## begin Working data

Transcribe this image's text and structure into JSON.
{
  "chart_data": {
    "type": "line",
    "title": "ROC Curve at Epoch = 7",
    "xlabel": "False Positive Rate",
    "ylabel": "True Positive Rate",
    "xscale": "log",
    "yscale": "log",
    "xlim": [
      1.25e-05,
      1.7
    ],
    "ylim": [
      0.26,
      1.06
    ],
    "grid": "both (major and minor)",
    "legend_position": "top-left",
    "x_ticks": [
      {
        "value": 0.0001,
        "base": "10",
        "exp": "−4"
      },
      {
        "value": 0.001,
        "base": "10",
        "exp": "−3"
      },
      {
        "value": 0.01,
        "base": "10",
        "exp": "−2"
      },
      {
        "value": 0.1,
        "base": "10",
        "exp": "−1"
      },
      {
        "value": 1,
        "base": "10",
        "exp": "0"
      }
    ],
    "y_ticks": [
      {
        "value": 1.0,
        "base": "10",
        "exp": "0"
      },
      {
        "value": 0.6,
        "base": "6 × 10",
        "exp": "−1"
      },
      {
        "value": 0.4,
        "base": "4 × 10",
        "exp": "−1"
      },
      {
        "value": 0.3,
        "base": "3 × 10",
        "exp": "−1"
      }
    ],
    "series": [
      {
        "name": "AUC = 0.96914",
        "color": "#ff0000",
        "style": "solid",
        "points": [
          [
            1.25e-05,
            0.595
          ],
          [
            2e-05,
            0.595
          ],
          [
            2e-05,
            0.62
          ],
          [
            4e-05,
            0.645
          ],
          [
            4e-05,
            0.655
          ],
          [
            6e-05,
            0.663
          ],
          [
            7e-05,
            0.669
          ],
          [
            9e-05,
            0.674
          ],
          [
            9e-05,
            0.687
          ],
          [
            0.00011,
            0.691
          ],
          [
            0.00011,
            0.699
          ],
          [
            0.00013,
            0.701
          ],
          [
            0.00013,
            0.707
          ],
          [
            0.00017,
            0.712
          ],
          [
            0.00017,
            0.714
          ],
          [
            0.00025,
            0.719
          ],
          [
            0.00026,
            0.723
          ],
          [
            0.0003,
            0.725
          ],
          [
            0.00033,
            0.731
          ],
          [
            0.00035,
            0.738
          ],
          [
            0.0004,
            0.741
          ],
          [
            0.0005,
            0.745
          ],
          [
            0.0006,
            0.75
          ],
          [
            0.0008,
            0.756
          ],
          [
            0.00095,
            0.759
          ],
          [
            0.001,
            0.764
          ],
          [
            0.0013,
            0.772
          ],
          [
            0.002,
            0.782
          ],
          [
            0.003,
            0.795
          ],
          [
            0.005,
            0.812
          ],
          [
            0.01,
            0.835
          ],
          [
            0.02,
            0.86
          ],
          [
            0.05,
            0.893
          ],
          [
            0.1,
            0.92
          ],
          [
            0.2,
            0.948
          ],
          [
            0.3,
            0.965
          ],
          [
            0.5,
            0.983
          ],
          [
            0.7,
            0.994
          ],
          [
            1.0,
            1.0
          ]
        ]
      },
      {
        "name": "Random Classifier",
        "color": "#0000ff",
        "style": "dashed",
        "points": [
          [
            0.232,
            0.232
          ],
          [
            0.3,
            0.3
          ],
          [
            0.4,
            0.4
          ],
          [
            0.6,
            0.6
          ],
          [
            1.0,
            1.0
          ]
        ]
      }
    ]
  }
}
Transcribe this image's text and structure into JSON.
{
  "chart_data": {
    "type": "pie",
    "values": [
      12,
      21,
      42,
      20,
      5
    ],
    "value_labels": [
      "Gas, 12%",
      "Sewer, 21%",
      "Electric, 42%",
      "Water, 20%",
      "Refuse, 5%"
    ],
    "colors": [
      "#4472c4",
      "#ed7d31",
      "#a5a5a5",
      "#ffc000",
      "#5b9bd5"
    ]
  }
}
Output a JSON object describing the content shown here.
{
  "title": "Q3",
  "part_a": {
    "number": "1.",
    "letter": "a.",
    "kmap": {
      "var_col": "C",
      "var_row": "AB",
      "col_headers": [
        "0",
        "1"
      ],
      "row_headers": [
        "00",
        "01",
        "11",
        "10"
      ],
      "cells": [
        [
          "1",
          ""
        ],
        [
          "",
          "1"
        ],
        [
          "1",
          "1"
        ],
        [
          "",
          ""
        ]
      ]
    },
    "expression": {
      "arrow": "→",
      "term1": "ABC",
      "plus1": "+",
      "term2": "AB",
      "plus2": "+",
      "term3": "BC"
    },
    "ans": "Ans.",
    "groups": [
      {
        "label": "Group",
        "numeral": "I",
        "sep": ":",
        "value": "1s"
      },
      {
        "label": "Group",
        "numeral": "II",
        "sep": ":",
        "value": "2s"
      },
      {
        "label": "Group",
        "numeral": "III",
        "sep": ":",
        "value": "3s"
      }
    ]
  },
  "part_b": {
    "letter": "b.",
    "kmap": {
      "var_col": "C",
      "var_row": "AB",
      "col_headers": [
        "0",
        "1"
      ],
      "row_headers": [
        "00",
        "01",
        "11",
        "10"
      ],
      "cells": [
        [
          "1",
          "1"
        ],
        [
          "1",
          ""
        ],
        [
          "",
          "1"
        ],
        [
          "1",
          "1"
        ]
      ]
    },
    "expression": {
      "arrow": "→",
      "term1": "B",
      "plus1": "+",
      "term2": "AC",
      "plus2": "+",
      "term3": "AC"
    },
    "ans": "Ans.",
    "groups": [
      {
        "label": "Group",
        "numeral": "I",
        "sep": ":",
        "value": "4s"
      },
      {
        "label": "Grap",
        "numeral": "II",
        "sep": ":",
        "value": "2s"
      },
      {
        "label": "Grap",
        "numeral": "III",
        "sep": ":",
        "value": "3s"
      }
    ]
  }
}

## end Working data

**Aim:**
Make an exact copy of the material above.

**Correct answer:**
Transcribe this image's text and structure into JSON.
{
  "chart_data": {
    "type": "line",
    "title": "ROC Curve at Epoch = 7",
    "xlabel": "False Positive Rate",
    "ylabel": "True Positive Rate",
    "xscale": "log",
    "yscale": "log",
    "xlim": [
      1.25e-05,
      1.7
    ],
    "ylim": [
      0.26,
      1.06
    ],
    "grid": "both (major and minor)",
    "legend_position": "top-left",
    "x_ticks": [
      {
        "value": 0.0001,
        "base": "10",
        "exp": "−4"
      },
      {
        "value": 0.001,
        "base": "10",
        "exp": "−3"
      },
      {
        "value": 0.01,
        "base": "10",
        "exp": "−2"
      },
      {
        "value": 0.1,
        "base": "10",
        "exp": "−1"
      },
      {
        "value": 1,
        "base": "10",
        "exp": "0"
      }
    ],
    "y_ticks": [
      {
        "value": 1.0,
        "base": "10",
        "exp": "0"
      },
      {
        "value": 0.6,
        "base": "6 × 10",
        "exp": "−1"
      },
      {
        "value": 0.4,
        "base": "4 × 10",
        "exp": "−1"
      },
      {
        "value": 0.3,
        "base": "3 × 10",
        "exp": "−1"
      }
    ],
    "series": [
      {
        "name": "AUC = 0.96914",
        "color": "#ff0000",
        "style": "solid",
        "points": [
          [
            1.25e-05,
            0.595
          ],
          [
            2e-05,
            0.595
          ],
          [
            2e-05,
            0.62
          ],
          [
            4e-05,
            0.645
          ],
          [
            4e-05,
            0.655
          ],
          [
            6e-05,
            0.663
          ],
          [
            7e-05,
            0.669
          ],
          [
            9e-05,
            0.674
          ],
          [
            9e-05,
            0.687
          ],
          [
            0.00011,
            0.691
          ],
          [
            0.00011,
            0.699
          ],
          [
            0.00013,
            0.701
          ],
          [
            0.00013,
            0.707
          ],
          [
            0.00017,
            0.712
          ],
          [
            0.00017,
            0.714
          ],
          [
            0.00025,
            0.719
          ],
          [
            0.00026,
            0.723
          ],
          [
            0.0003,
            0.725
          ],
          [
            0.00033,
            0.731
          ],
          [
            0.00035,
            0.738
          ],
          [
            0.0004,
            0.741
          ],
          [
            0.0005,
            0.745
          ],
          [
            0.0006,
            0.75
          ],
          [
            0.0008,
            0.756
          ],
          [
            0.00095,
            0.759
          ],
          [
            0.001,
            0.764
          ],
          [
            0.0013,
            0.772
          ],
          [
            0.002,
            0.782
          ],
          [
            0.003,
            0.795
          ],
          [
            0.005,
            0.812
          ],
          [
            0.01,
            0.835
          ],
          [
            0.02,
            0.86
          ],
          [
            0.05,
            0.893
          ],
          [
            0.1,
            0.92
          ],
          [
            0.2,
            0.948
          ],
          [
            0.3,
            0.965
          ],
          [
            0.5,
            0.983
          ],
          [
            0.7,
            0.994
          ],
          [
            1.0,
            1.0
          ]
        ]
      },
      {
        "name": "Random Classifier",
        "color": "#0000ff",
        "style": "dashed",
        "points": [
          [
            0.232,
            0.232
          ],
          [
            0.3,
            0.3
          ],
          [
            0.4,
            0.4
          ],
          [
            0.6,
            0.6
          ],
          [
            1.0,
            1.0
          ]
        ]
      }
    ]
  }
}
Transcribe this image's text and structure into JSON.
{
  "chart_data": {
    "type": "pie",
    "values": [
      12,
      21,
      42,
      20,
      5
    ],
    "value_labels": [
      "Gas, 12%",
      "Sewer, 21%",
      "Electric, 42%",
      "Water, 20%",
      "Refuse, 5%"
    ],
    "colors": [
      "#4472c4",
      "#ed7d31",
      "#a5a5a5",
      "#ffc000",
      "#5b9bd5"
    ]
  }
}
Output a JSON object describing the content shown here.
{
  "title": "Q3",
  "part_a": {
    "number": "1.",
    "letter": "a.",
    "kmap": {
      "var_col": "C",
      "var_row": "AB",
      "col_headers": [
        "0",
        "1"
      ],
      "row_headers": [
        "00",
        "01",
        "11",
        "10"
      ],
      "cells": [
        [
          "1",
          ""
        ],
        [
          "",
          "1"
        ],
        [
          "1",
          "1"
        ],
        [
          "",
          ""
        ]
      ]
    },
    "expression": {
      "arrow": "→",
      "term1": "ABC",
      "plus1": "+",
      "term2": "AB",
      "plus2": "+",
      "term3": "BC"
    },
    "ans": "Ans.",
    "groups": [
      {
        "label": "Group",
        "numeral": "I",
        "sep": ":",
        "value": "1s"
      },
      {
        "label": "Group",
        "numeral": "II",
        "sep": ":",
        "value": "2s"
      },
      {
        "label": "Group",
        "numeral": "III",
        "sep": ":",
        "value": "3s"
      }
    ]
  },
  "part_b": {
    "letter": "b.",
    "kmap": {
      "var_col": "C",
      "var_row": "AB",
      "col_headers": [
        "0",
        "1"
      ],
      "row_headers": [
        "00",
        "01",
        "11",
        "10"
      ],
      "cells": [
        [
          "1",
          "1"
        ],
        [
          "1",
          ""
        ],
        [
          "",
          "1"
        ],
        [
          "1",
          "1"
        ]
      ]
    },
    "expression": {
      "arrow": "→",
      "term1": "B",
      "plus1": "+",
      "term2": "AC",
      "plus2": "+",
      "term3": "AC"
    },
    "ans": "Ans.",
    "groups": [
      {
        "label": "Group",
        "numeral": "I",
        "sep": ":",
        "value": "4s"
      },
      {
        "label": "Grap",
        "numeral": "II",
        "sep": ":",
        "value": "2s"
      },
      {
        "label": "Grap",
        "numeral": "III",
        "sep": ":",
        "value": "3s"
      }
    ]
  }
}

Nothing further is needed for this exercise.